| Task goal |
In the listing below, locate the lines that hold the string "Transfers". Copy those lines.

| Items |
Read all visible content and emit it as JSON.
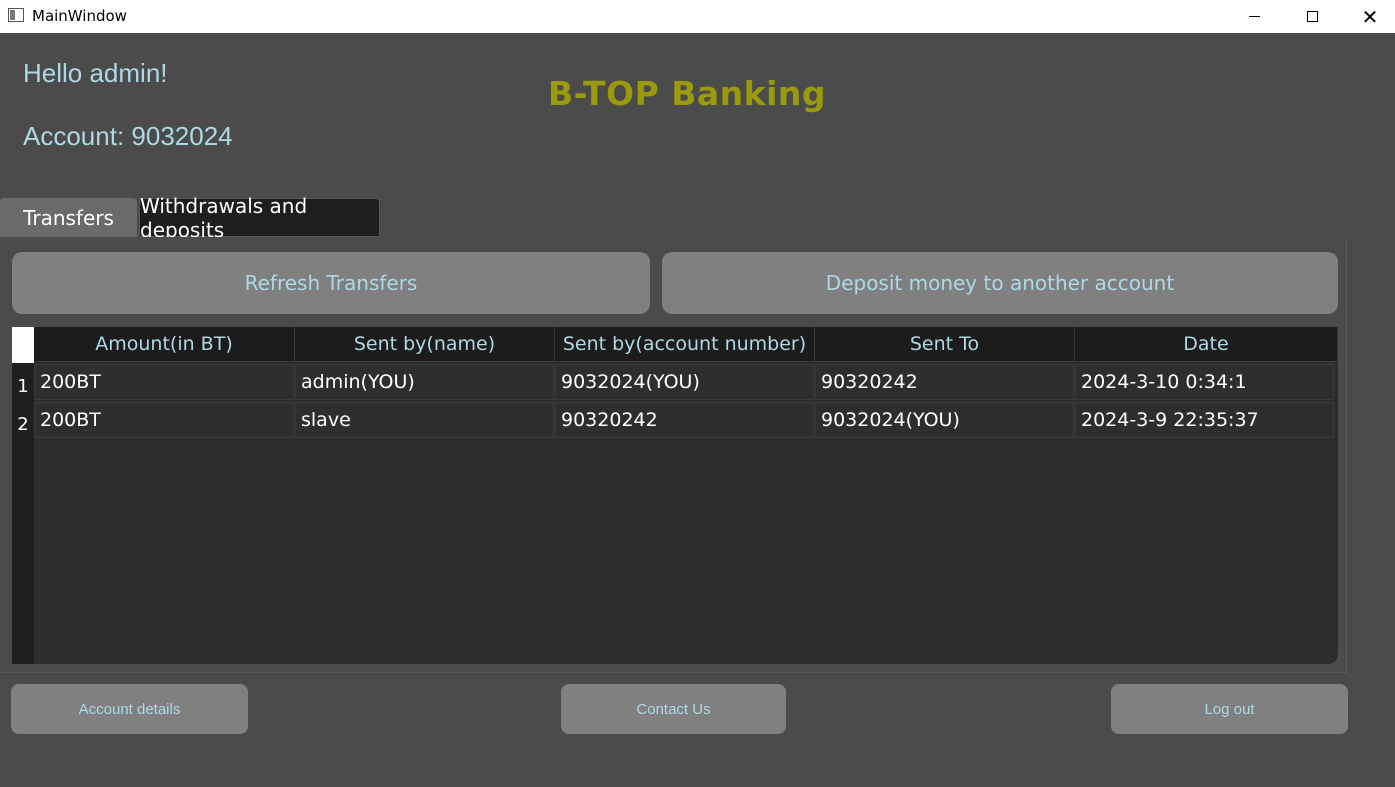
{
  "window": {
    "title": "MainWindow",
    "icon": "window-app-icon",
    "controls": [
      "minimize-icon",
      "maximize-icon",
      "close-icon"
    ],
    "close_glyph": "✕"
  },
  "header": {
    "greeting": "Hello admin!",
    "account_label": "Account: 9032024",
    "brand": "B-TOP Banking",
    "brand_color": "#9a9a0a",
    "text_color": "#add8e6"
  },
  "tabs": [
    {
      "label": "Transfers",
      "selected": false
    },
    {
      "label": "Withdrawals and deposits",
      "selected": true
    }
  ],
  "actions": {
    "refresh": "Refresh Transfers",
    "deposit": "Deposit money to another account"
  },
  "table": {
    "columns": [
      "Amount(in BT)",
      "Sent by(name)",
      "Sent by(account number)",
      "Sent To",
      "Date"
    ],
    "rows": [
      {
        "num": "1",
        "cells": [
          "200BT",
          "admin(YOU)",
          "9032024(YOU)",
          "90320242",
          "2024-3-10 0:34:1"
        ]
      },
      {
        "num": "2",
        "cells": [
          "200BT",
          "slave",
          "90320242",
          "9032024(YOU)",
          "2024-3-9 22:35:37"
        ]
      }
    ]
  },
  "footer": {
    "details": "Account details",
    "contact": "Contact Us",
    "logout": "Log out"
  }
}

| Expected answer |
      "label": "Transfers",
    "refresh": "Refresh Transfers",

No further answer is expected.